## BEGIN
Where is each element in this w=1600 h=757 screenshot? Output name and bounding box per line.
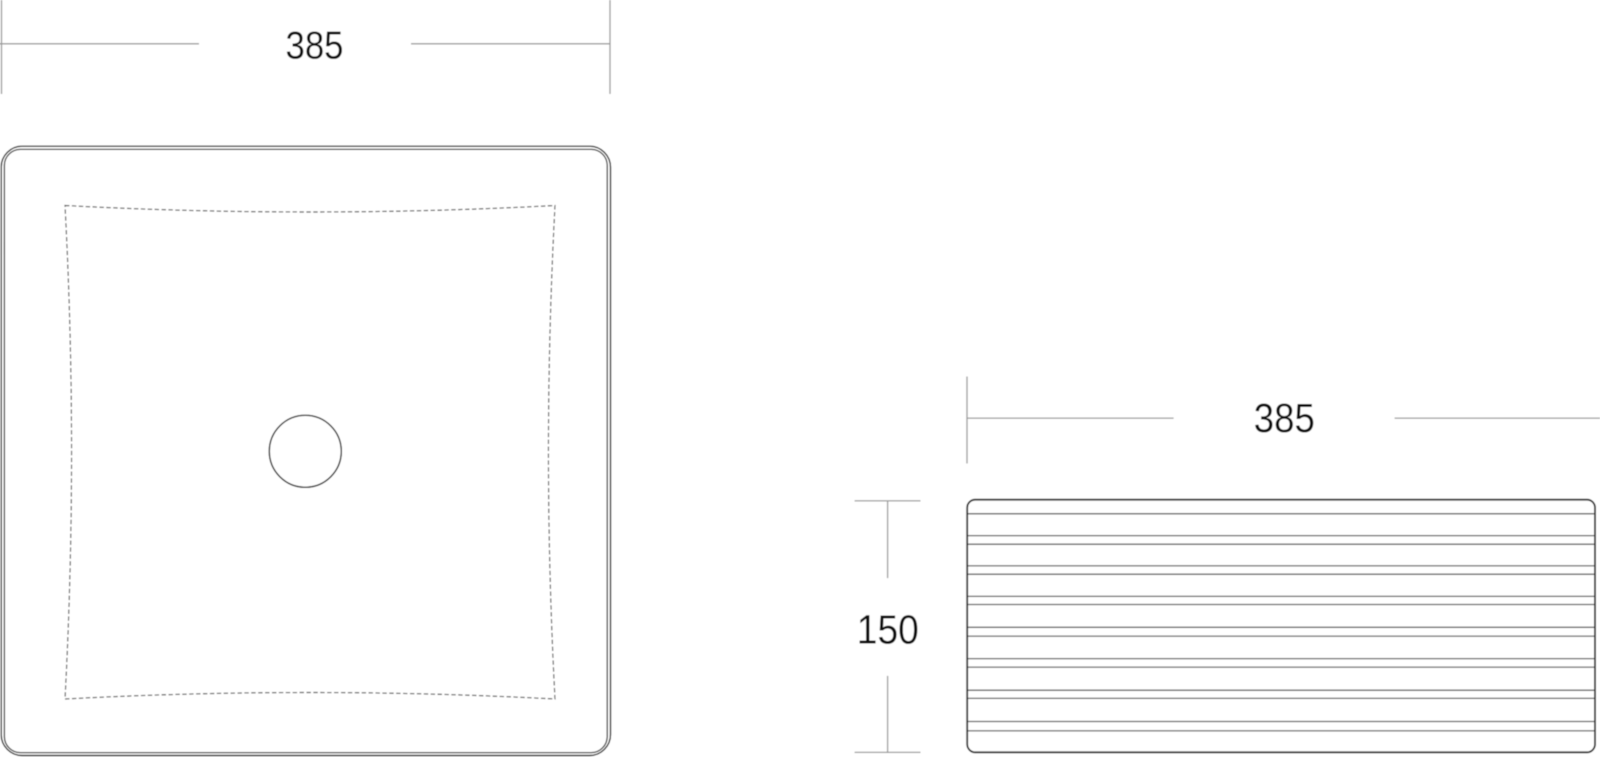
svg-text:150: 150 [857,607,919,653]
svg-text:385: 385 [1254,395,1315,441]
svg-text:385: 385 [286,25,344,68]
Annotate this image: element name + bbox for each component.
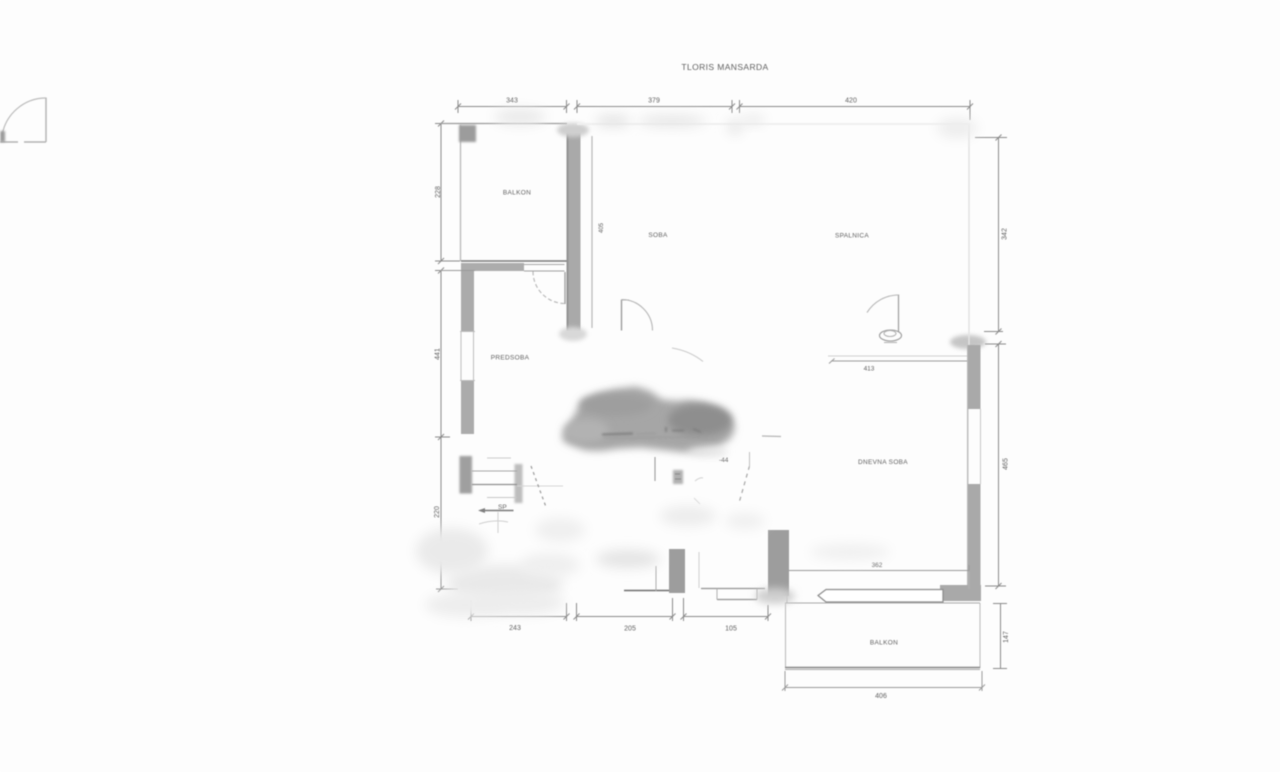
svg-text:SP: SP — [498, 504, 507, 511]
svg-text:BALKON: BALKON — [870, 640, 898, 647]
svg-text:465: 465 — [1003, 458, 1010, 470]
svg-text:TLORIS MANSARDA: TLORIS MANSARDA — [681, 62, 768, 72]
svg-text:228: 228 — [435, 186, 442, 198]
svg-text:220: 220 — [434, 506, 441, 518]
svg-text:406: 406 — [875, 693, 887, 700]
svg-text:BALKON: BALKON — [503, 190, 531, 197]
svg-text:413: 413 — [864, 366, 875, 373]
svg-text:147: 147 — [1003, 631, 1010, 643]
svg-text:SOBA: SOBA — [648, 232, 668, 239]
svg-text:205: 205 — [624, 626, 636, 633]
svg-text:105: 105 — [725, 626, 737, 633]
svg-text:342: 342 — [1002, 228, 1009, 240]
svg-text:343: 343 — [506, 98, 518, 105]
svg-text:441: 441 — [435, 348, 442, 360]
svg-text:379: 379 — [648, 98, 660, 105]
svg-text:405: 405 — [599, 222, 605, 233]
svg-text:243: 243 — [509, 625, 521, 632]
svg-text:DNEVNA SOBA: DNEVNA SOBA — [858, 459, 908, 466]
svg-text:420: 420 — [845, 98, 857, 105]
svg-text:PREDSOBA: PREDSOBA — [491, 355, 530, 362]
svg-text:-44: -44 — [719, 457, 729, 464]
svg-text:362: 362 — [872, 562, 883, 569]
svg-text:SPALNICA: SPALNICA — [835, 233, 869, 240]
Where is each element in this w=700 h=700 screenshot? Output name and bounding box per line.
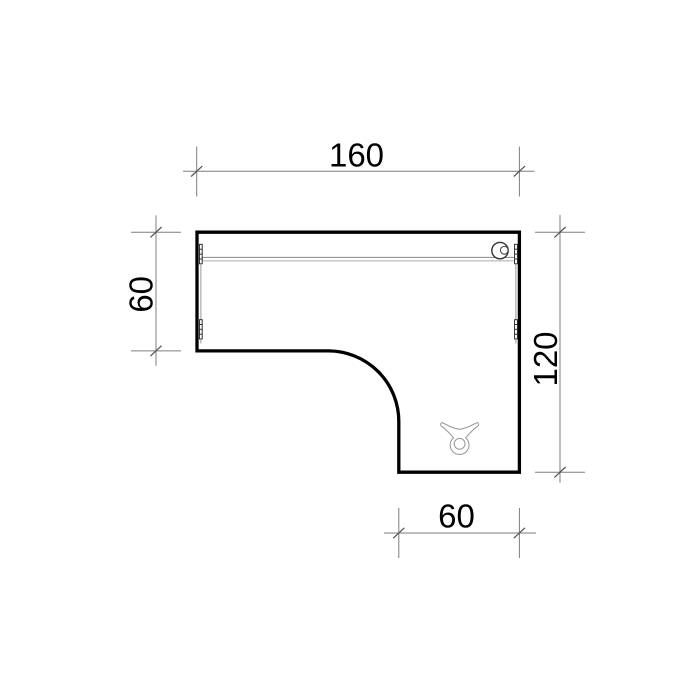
svg-text:60: 60 [438, 498, 475, 535]
svg-text:160: 160 [329, 137, 384, 174]
svg-text:60: 60 [123, 276, 160, 313]
svg-text:120: 120 [527, 331, 564, 386]
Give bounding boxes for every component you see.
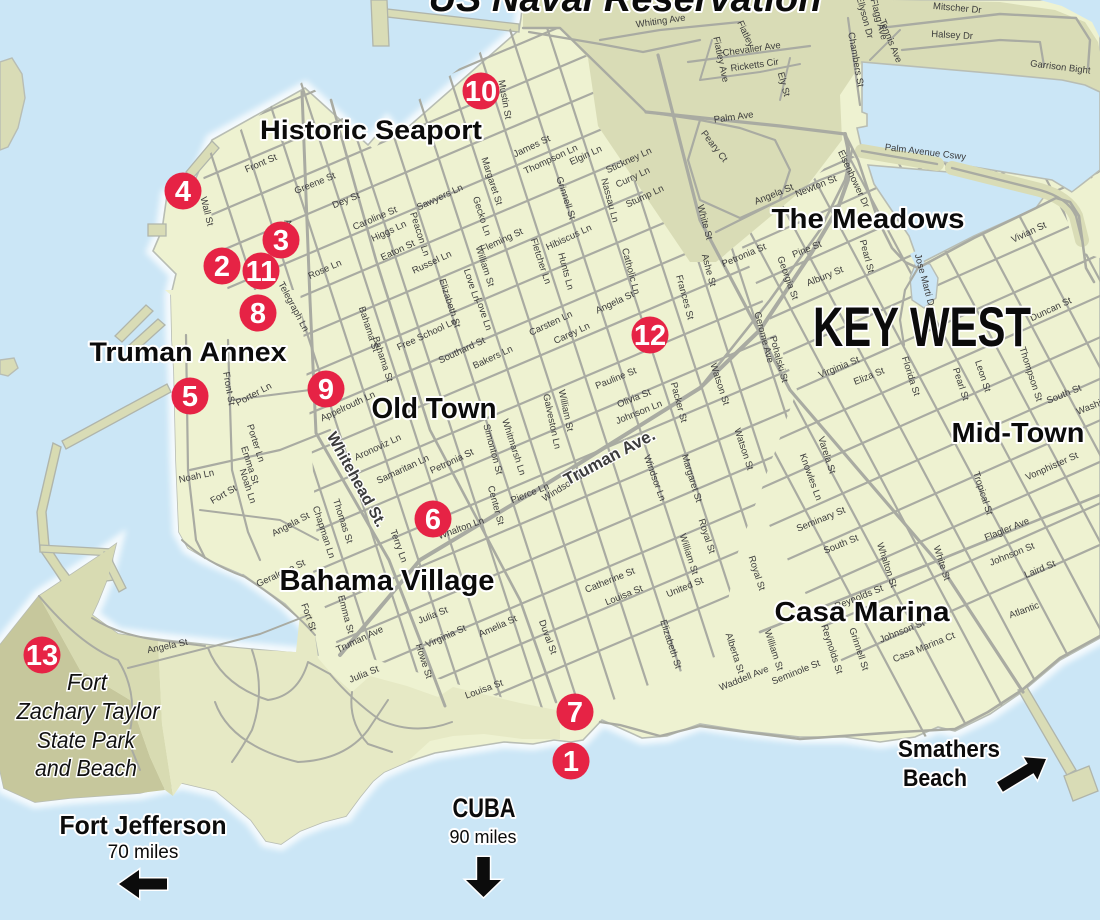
svg-text:Fort: Fort <box>67 669 109 695</box>
svg-text:90 miles: 90 miles <box>449 827 516 847</box>
svg-text:10: 10 <box>465 76 497 108</box>
svg-text:13: 13 <box>26 640 58 672</box>
svg-text:State Park: State Park <box>37 727 136 753</box>
svg-text:9: 9 <box>318 374 334 406</box>
svg-text:Casa Marina: Casa Marina <box>775 596 950 627</box>
svg-text:7: 7 <box>567 697 583 729</box>
svg-text:Zachary Taylor: Zachary Taylor <box>16 698 161 724</box>
svg-text:8: 8 <box>250 298 266 330</box>
svg-text:5: 5 <box>182 381 198 413</box>
svg-text:Halsey Dr: Halsey Dr <box>931 29 973 42</box>
svg-text:US Naval Reservation: US Naval Reservation <box>429 0 822 20</box>
svg-text:3: 3 <box>273 225 289 257</box>
svg-text:Truman Annex: Truman Annex <box>90 337 287 367</box>
svg-text:The Meadows: The Meadows <box>772 203 965 234</box>
svg-text:4: 4 <box>175 176 191 208</box>
svg-text:CUBA: CUBA <box>453 793 516 823</box>
svg-text:Old Town: Old Town <box>372 393 497 425</box>
svg-text:Historic Seaport: Historic Seaport <box>260 115 482 145</box>
svg-text:Mid-Town: Mid-Town <box>952 417 1085 448</box>
svg-text:KEY WEST: KEY WEST <box>813 295 1031 358</box>
svg-text:2: 2 <box>214 251 230 283</box>
svg-text:6: 6 <box>425 504 441 536</box>
svg-text:11: 11 <box>246 256 277 288</box>
svg-text:70 miles: 70 miles <box>108 842 179 863</box>
svg-text:1: 1 <box>563 746 579 778</box>
svg-text:12: 12 <box>634 320 666 352</box>
svg-text:Fort Jefferson: Fort Jefferson <box>60 810 227 840</box>
svg-text:Smathers: Smathers <box>898 736 1000 763</box>
svg-text:Bahama Village: Bahama Village <box>280 565 495 597</box>
svg-text:and Beach: and Beach <box>35 755 137 781</box>
svg-text:Beach: Beach <box>903 765 967 792</box>
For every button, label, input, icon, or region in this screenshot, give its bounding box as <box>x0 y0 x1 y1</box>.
## END
→ **What to produce**
Reproduce all of the records above, substituting "screen capture" for every occurrence of "screenshot" and leaving everything else unchanged. Omit the pictures from your copy.

→ **Task output**
Where is each element in this w=1600 h=757 screen capture? Output name and bounding box per line.
svg-text:150: 150 [857,607,919,653]
svg-text:385: 385 [1254,395,1315,441]
svg-text:385: 385 [286,25,344,68]
Annotate this image: element name + bbox for each component.
svg-text:SP: SP — [498, 504, 507, 511]
svg-text:BALKON: BALKON — [870, 640, 898, 647]
svg-text:465: 465 — [1003, 458, 1010, 470]
svg-text:TLORIS MANSARDA: TLORIS MANSARDA — [681, 62, 768, 72]
svg-text:228: 228 — [435, 186, 442, 198]
svg-text:220: 220 — [434, 506, 441, 518]
svg-text:406: 406 — [875, 693, 887, 700]
svg-text:BALKON: BALKON — [503, 190, 531, 197]
svg-text:413: 413 — [864, 366, 875, 373]
svg-text:147: 147 — [1003, 631, 1010, 643]
svg-text:SOBA: SOBA — [648, 232, 668, 239]
svg-text:205: 205 — [624, 626, 636, 633]
svg-text:105: 105 — [725, 626, 737, 633]
svg-text:342: 342 — [1002, 228, 1009, 240]
svg-text:343: 343 — [506, 98, 518, 105]
svg-text:441: 441 — [435, 348, 442, 360]
svg-text:379: 379 — [648, 98, 660, 105]
svg-text:405: 405 — [599, 222, 605, 233]
svg-text:243: 243 — [509, 625, 521, 632]
svg-text:DNEVNA SOBA: DNEVNA SOBA — [858, 459, 908, 466]
svg-text:420: 420 — [845, 98, 857, 105]
svg-text:PREDSOBA: PREDSOBA — [491, 355, 530, 362]
svg-text:-44: -44 — [719, 457, 729, 464]
svg-text:362: 362 — [872, 562, 883, 569]
svg-text:SPALNICA: SPALNICA — [835, 233, 869, 240]
Where is each element in this w=700 h=700 screen capture? Output name and bounding box per line.
svg-text:60: 60 [438, 498, 475, 535]
svg-text:160: 160 [329, 137, 384, 174]
svg-text:60: 60 [123, 276, 160, 313]
svg-text:120: 120 [527, 331, 564, 386]
Give bounding boxes for every component you see.
svg-text:Fort: Fort <box>67 669 109 695</box>
svg-text:90 miles: 90 miles <box>449 827 516 847</box>
svg-text:10: 10 <box>465 76 497 108</box>
svg-text:13: 13 <box>26 640 58 672</box>
svg-text:State Park: State Park <box>37 727 136 753</box>
svg-text:9: 9 <box>318 374 334 406</box>
svg-text:Casa Marina: Casa Marina <box>775 596 950 627</box>
svg-text:7: 7 <box>567 697 583 729</box>
svg-text:Zachary Taylor: Zachary Taylor <box>16 698 161 724</box>
svg-text:8: 8 <box>250 298 266 330</box>
svg-text:5: 5 <box>182 381 198 413</box>
svg-text:Halsey Dr: Halsey Dr <box>931 29 973 42</box>
svg-text:US Naval Reservation: US Naval Reservation <box>429 0 822 20</box>
svg-text:3: 3 <box>273 225 289 257</box>
svg-text:Truman Annex: Truman Annex <box>90 337 287 367</box>
svg-text:The Meadows: The Meadows <box>772 203 965 234</box>
svg-text:4: 4 <box>175 176 191 208</box>
svg-text:CUBA: CUBA <box>453 793 516 823</box>
svg-text:Old Town: Old Town <box>372 393 497 425</box>
svg-text:Historic Seaport: Historic Seaport <box>260 115 482 145</box>
svg-text:Mid-Town: Mid-Town <box>952 417 1085 448</box>
svg-text:KEY WEST: KEY WEST <box>813 295 1031 358</box>
svg-text:2: 2 <box>214 251 230 283</box>
svg-text:6: 6 <box>425 504 441 536</box>
svg-text:11: 11 <box>246 256 277 288</box>
svg-text:70 miles: 70 miles <box>108 842 179 863</box>
svg-text:1: 1 <box>563 746 579 778</box>
svg-text:12: 12 <box>634 320 666 352</box>
svg-text:Fort Jefferson: Fort Jefferson <box>60 810 227 840</box>
svg-text:Smathers: Smathers <box>898 736 1000 763</box>
svg-text:Bahama Village: Bahama Village <box>280 565 495 597</box>
svg-text:and Beach: and Beach <box>35 755 137 781</box>
svg-text:Beach: Beach <box>903 765 967 792</box>
For every button, label, input, icon, or region in this screen capture, give its bounding box as <box>x0 y0 x1 y1</box>.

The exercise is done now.